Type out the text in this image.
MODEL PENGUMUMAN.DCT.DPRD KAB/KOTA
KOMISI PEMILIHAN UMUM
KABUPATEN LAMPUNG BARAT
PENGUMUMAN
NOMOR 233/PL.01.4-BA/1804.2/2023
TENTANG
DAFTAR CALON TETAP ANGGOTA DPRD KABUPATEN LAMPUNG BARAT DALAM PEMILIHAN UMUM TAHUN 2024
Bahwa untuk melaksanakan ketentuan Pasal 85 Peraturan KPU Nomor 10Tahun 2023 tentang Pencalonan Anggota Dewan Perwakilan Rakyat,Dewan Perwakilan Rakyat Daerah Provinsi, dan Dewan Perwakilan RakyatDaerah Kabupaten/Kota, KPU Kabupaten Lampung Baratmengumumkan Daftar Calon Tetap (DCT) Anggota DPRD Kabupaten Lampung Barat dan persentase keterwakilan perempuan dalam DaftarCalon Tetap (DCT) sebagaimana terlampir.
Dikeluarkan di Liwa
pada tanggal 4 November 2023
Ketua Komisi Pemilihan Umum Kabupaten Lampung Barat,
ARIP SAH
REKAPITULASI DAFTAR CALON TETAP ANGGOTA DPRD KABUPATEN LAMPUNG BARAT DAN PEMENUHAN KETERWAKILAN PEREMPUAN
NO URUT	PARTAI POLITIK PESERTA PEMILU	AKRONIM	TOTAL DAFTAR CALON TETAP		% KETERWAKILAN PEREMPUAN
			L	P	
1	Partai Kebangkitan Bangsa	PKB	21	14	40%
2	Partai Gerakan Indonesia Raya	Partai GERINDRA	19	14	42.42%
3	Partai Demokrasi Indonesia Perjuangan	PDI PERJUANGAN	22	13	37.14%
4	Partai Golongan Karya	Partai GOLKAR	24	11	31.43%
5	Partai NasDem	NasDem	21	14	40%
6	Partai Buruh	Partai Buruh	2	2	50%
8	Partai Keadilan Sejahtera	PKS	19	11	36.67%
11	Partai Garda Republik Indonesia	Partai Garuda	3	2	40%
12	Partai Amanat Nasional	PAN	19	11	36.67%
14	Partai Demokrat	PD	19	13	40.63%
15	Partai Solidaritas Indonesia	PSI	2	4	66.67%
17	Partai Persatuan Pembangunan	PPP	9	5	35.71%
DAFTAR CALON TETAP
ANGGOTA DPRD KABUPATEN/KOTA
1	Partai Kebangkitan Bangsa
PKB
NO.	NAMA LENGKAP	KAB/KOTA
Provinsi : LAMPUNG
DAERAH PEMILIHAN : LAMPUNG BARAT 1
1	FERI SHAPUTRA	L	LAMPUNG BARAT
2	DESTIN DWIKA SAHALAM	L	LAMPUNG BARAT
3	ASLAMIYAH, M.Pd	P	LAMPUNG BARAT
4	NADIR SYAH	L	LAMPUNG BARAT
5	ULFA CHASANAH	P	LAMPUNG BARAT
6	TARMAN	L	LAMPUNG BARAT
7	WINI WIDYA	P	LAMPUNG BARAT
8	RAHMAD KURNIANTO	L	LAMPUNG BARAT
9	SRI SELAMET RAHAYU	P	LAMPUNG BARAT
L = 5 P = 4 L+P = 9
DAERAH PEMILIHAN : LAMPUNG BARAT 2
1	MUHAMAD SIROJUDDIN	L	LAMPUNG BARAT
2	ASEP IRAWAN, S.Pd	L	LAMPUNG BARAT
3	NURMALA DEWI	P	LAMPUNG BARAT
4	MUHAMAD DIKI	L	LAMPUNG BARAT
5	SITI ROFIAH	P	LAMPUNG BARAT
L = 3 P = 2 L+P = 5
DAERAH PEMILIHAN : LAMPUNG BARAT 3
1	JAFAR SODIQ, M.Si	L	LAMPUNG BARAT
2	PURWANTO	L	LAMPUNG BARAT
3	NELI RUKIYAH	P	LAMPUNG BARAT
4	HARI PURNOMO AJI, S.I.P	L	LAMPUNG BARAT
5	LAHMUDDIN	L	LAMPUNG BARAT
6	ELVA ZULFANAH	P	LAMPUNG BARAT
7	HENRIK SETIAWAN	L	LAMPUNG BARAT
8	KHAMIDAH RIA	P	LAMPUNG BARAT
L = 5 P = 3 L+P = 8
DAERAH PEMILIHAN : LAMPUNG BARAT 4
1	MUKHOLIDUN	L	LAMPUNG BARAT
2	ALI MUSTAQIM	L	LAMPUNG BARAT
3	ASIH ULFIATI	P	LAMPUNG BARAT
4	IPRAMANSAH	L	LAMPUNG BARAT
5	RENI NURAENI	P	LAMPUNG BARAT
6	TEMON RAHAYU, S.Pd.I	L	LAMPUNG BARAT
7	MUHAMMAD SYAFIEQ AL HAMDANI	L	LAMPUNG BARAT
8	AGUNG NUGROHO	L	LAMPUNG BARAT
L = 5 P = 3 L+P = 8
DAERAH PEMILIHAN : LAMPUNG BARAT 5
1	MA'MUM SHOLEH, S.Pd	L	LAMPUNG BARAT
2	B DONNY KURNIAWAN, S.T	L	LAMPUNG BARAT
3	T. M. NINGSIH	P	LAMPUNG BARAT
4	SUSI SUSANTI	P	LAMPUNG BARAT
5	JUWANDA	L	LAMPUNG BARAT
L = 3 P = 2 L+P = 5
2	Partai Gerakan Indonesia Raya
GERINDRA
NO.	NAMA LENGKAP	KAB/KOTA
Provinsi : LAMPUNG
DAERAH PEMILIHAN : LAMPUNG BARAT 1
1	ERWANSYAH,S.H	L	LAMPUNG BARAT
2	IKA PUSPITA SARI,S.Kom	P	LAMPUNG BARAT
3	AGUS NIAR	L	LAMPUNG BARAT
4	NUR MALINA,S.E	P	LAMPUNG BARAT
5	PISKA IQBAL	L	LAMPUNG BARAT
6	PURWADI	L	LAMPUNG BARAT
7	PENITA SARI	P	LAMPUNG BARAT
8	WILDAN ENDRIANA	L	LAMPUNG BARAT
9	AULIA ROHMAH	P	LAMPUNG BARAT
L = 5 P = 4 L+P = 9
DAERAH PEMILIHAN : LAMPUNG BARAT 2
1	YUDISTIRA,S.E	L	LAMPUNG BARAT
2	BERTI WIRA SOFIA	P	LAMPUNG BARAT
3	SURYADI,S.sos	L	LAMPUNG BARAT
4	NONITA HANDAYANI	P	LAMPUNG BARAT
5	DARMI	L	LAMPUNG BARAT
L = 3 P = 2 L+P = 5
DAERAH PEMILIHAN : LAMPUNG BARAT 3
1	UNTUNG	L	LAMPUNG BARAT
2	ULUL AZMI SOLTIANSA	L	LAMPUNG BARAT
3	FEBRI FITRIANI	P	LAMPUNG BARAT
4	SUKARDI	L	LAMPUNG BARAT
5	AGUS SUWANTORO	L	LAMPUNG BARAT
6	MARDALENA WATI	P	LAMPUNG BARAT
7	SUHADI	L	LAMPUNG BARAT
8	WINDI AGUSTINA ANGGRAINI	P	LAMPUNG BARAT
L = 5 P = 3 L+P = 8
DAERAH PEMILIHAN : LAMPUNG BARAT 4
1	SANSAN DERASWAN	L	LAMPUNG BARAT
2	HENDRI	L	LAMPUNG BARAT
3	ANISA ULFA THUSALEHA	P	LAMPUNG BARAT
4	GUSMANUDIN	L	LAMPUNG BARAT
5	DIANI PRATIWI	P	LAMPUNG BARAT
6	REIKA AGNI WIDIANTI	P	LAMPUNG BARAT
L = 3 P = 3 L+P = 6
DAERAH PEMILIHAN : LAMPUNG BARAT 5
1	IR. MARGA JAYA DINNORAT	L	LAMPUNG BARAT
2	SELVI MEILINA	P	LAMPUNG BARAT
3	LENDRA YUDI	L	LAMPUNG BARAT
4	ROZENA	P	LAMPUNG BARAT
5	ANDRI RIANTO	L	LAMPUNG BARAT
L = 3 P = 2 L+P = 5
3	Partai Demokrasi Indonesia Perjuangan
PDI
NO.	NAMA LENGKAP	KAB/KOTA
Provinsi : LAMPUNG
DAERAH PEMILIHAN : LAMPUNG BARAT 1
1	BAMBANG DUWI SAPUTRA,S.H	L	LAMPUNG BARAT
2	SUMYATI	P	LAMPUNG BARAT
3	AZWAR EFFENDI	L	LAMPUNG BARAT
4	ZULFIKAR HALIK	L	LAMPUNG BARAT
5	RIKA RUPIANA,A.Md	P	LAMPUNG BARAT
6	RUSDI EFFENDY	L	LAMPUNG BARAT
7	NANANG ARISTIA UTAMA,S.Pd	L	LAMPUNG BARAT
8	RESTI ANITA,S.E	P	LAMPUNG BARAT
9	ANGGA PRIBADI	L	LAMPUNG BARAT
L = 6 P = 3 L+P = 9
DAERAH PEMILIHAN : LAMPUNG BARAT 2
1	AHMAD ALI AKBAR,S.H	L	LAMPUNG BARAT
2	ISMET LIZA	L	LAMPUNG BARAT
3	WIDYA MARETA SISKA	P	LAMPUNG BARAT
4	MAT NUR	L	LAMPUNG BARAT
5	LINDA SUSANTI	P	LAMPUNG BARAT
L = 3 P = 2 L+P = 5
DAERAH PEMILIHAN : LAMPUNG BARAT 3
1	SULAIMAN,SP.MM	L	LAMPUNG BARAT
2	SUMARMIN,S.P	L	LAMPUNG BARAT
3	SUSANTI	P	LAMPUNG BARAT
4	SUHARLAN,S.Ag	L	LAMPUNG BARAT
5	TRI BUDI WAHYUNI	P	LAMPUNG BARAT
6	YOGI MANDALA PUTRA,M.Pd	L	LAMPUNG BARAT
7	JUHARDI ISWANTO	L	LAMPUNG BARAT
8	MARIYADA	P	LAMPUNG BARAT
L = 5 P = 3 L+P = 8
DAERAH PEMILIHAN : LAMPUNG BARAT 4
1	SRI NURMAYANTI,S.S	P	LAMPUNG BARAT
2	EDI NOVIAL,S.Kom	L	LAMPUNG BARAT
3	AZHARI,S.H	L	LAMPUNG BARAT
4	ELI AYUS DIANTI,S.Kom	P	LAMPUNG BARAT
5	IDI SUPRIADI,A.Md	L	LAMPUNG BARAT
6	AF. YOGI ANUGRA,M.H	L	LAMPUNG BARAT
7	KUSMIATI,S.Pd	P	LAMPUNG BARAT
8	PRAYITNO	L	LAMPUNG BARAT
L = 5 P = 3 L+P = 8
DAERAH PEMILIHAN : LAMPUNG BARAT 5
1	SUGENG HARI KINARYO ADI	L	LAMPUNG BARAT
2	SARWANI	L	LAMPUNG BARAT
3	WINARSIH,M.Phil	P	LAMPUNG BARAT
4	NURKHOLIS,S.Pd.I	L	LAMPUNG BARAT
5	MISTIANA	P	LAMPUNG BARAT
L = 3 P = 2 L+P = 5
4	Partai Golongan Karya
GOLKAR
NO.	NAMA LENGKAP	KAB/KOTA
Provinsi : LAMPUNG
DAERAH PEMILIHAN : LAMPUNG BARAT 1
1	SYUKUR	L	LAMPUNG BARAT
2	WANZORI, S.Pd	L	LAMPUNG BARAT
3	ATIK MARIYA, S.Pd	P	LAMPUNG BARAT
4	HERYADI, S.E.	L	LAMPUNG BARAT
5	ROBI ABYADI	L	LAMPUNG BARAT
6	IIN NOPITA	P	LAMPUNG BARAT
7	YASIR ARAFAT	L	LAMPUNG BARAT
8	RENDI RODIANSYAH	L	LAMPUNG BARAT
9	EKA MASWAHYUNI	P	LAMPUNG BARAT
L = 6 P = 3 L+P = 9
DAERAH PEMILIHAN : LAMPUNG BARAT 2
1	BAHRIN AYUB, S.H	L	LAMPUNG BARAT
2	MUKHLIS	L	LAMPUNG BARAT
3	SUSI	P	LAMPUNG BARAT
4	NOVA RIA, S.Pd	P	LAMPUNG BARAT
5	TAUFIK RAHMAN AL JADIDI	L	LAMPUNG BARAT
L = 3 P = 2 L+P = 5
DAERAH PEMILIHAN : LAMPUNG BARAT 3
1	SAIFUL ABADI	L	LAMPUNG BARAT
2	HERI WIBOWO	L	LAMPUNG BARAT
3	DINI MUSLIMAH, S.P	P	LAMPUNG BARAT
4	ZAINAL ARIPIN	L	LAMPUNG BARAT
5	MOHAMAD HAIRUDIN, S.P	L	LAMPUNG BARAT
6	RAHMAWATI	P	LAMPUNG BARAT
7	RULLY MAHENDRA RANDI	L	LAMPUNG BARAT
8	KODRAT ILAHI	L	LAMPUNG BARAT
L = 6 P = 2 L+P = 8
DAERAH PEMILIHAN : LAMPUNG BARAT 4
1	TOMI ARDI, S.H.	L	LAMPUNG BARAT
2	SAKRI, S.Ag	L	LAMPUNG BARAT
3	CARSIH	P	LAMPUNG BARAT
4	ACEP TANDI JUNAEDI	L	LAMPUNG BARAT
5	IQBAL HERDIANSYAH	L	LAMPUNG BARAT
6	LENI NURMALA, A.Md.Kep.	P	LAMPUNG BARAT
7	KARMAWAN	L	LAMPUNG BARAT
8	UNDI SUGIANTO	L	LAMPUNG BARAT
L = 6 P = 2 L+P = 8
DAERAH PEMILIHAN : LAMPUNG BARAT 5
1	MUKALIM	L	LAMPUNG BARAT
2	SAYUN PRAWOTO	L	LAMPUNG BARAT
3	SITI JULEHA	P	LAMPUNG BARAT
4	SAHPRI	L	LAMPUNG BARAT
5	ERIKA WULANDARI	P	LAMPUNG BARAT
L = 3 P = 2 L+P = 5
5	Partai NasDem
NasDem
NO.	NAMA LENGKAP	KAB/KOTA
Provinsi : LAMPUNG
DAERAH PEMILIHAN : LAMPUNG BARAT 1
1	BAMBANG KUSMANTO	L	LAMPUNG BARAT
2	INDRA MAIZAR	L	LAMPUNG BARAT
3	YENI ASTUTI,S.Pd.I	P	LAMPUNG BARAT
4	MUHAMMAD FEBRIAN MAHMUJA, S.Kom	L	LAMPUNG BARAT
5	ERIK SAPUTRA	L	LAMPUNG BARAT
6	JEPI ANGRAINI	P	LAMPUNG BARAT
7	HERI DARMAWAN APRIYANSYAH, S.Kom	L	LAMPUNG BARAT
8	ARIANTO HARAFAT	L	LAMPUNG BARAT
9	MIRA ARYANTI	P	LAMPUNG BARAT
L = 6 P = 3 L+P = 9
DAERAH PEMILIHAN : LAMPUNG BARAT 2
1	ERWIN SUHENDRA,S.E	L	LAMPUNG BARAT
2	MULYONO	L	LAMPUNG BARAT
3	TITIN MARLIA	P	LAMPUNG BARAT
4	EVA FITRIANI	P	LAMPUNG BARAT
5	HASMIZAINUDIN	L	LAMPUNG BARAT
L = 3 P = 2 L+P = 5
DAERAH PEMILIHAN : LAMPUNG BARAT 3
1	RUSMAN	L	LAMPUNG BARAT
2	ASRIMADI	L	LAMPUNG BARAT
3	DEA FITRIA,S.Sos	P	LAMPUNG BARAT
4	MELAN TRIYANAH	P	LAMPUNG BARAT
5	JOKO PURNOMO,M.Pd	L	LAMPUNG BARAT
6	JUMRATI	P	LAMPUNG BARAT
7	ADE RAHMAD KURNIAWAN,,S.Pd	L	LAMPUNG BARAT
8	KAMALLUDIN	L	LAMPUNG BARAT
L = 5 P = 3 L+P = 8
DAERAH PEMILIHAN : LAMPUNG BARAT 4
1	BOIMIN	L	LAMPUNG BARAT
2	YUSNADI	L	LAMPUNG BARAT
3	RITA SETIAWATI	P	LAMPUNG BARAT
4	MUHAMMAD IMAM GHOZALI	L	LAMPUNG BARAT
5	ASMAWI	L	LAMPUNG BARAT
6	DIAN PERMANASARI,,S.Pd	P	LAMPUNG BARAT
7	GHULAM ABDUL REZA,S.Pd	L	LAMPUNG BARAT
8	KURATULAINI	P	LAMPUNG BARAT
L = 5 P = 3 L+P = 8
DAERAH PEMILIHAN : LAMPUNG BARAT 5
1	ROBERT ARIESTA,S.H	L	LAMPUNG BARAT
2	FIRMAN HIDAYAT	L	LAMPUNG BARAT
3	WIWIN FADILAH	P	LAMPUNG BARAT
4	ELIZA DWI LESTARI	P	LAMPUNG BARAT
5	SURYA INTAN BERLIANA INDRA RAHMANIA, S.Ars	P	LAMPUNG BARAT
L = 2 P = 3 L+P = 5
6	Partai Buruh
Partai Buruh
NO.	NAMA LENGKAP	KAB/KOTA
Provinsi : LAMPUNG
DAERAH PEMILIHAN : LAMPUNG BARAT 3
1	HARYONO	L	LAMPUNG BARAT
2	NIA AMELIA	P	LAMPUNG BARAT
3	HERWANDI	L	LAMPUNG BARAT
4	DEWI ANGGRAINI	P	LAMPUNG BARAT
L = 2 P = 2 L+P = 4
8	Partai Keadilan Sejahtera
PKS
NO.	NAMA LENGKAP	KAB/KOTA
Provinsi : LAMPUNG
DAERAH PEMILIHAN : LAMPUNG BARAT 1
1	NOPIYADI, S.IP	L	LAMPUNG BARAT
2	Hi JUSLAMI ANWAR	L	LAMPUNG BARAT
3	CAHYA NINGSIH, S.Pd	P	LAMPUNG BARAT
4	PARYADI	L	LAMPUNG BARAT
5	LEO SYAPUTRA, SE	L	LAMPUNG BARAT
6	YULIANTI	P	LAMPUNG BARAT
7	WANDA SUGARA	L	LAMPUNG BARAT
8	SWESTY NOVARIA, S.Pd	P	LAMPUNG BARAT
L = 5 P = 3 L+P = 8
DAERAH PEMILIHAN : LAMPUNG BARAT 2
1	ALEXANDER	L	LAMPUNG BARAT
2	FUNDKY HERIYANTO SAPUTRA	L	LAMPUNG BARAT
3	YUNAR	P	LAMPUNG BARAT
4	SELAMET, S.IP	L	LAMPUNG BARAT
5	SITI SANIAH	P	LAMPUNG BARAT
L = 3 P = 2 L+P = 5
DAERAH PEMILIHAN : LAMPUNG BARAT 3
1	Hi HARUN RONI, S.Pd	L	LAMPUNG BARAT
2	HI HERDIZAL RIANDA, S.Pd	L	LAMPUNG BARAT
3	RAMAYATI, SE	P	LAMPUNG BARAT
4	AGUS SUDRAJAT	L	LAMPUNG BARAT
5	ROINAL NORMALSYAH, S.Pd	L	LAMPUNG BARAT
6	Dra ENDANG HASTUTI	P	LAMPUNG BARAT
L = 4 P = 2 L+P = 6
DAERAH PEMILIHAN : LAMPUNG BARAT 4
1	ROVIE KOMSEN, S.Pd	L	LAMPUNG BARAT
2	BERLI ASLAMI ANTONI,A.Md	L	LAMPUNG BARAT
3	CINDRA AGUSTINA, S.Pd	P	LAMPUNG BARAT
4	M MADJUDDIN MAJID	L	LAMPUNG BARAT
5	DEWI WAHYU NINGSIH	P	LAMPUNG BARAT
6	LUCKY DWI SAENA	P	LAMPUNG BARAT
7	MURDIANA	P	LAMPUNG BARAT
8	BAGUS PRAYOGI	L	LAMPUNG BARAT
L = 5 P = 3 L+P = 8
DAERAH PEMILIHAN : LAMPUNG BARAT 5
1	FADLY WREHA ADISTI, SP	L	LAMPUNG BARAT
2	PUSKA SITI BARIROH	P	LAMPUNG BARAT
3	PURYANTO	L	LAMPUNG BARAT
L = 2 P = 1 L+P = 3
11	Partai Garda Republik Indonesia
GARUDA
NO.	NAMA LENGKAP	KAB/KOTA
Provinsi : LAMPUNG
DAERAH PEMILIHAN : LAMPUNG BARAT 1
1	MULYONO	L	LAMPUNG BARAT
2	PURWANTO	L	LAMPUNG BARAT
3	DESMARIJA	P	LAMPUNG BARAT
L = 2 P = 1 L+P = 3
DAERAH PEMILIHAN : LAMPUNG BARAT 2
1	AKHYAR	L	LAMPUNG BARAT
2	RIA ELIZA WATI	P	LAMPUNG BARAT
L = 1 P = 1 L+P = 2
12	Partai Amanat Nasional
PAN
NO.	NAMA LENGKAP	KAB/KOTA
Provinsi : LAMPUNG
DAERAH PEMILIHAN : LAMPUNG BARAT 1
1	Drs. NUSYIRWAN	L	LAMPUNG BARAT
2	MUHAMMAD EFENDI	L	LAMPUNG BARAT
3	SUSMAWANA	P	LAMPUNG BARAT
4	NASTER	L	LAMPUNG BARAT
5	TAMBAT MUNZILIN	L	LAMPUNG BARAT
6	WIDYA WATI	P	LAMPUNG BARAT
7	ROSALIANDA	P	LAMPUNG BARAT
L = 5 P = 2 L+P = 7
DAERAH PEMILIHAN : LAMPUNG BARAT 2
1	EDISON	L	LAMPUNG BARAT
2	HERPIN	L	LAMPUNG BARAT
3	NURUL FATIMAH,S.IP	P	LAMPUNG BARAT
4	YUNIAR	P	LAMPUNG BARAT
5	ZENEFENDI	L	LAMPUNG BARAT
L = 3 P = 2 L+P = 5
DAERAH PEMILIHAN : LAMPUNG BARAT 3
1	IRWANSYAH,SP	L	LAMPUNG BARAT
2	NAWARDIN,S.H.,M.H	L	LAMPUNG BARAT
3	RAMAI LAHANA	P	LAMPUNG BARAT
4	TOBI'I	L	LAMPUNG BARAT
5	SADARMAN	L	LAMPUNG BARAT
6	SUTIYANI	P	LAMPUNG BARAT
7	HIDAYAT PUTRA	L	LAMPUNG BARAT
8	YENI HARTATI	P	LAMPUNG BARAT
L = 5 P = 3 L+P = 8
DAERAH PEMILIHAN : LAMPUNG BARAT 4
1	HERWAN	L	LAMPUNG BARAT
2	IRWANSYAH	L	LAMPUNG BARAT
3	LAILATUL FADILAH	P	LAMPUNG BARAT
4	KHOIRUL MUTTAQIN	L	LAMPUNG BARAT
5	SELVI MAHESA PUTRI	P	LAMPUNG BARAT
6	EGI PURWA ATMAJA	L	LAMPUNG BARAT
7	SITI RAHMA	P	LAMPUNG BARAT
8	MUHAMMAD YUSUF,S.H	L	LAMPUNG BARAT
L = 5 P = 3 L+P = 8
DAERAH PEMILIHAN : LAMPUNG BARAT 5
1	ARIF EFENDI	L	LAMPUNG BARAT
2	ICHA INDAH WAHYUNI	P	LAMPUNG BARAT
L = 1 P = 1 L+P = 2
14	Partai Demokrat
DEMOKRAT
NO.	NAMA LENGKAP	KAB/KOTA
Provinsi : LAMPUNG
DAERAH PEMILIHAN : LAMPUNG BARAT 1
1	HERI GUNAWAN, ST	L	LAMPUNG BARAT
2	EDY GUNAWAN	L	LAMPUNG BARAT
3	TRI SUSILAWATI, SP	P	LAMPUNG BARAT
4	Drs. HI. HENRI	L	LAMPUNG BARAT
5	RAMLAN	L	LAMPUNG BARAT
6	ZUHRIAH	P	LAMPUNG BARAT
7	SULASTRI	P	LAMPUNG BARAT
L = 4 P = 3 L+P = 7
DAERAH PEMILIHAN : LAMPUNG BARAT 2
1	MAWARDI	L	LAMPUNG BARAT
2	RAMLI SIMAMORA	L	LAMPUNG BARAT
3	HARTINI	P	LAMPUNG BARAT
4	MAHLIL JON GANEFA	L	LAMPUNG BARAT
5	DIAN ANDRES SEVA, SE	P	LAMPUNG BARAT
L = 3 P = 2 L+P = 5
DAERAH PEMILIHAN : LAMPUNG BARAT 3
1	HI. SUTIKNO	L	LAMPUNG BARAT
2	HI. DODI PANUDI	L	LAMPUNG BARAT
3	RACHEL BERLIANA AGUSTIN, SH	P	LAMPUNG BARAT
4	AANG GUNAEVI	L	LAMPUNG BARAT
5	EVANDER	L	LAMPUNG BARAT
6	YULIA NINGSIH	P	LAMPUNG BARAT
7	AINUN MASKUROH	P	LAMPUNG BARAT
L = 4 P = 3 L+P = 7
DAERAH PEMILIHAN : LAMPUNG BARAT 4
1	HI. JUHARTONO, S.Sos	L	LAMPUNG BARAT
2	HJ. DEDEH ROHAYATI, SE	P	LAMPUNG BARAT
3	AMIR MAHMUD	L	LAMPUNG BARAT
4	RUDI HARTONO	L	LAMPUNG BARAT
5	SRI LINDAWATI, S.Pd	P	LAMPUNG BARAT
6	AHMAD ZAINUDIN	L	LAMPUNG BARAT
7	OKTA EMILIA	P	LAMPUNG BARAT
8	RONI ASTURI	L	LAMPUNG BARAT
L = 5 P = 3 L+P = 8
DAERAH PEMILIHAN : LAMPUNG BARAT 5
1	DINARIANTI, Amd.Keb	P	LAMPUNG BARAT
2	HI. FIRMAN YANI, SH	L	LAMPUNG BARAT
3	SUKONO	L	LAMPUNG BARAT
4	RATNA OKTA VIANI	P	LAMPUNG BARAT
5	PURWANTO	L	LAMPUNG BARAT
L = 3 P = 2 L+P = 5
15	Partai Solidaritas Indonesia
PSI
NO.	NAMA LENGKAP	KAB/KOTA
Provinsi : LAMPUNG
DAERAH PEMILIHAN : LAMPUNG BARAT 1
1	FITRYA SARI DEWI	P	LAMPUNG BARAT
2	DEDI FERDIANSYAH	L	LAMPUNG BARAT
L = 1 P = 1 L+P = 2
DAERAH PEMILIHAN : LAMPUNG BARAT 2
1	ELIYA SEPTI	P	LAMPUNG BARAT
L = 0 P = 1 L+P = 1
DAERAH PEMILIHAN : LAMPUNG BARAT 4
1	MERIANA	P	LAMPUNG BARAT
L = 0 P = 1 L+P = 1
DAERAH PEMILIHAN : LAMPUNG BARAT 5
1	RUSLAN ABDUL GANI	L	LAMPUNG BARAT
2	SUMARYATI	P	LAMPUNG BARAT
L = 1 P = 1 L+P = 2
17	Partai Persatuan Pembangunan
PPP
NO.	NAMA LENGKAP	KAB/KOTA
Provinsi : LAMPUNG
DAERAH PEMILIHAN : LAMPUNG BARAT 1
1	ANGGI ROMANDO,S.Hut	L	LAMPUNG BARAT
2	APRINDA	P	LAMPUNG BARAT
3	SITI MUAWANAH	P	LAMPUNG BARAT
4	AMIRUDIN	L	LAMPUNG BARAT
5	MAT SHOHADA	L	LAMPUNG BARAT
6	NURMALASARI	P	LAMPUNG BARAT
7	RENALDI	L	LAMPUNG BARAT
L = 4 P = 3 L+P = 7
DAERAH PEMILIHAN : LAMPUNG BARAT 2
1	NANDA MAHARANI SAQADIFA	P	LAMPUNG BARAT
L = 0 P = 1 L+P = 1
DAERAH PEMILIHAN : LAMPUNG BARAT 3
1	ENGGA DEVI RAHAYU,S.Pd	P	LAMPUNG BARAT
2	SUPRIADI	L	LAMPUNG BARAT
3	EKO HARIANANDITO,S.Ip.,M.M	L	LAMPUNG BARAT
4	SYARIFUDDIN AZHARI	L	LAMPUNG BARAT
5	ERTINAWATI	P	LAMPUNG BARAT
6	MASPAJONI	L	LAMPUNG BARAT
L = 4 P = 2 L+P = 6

# [Written problem]
Copy each line that holds the word "PURNOMO".

# [Reply]
4	HARI PURNOMO AJI, S.I.P	L	LAMPUNG BARAT
5	JOKO PURNOMO,M.Pd	L	LAMPUNG BARAT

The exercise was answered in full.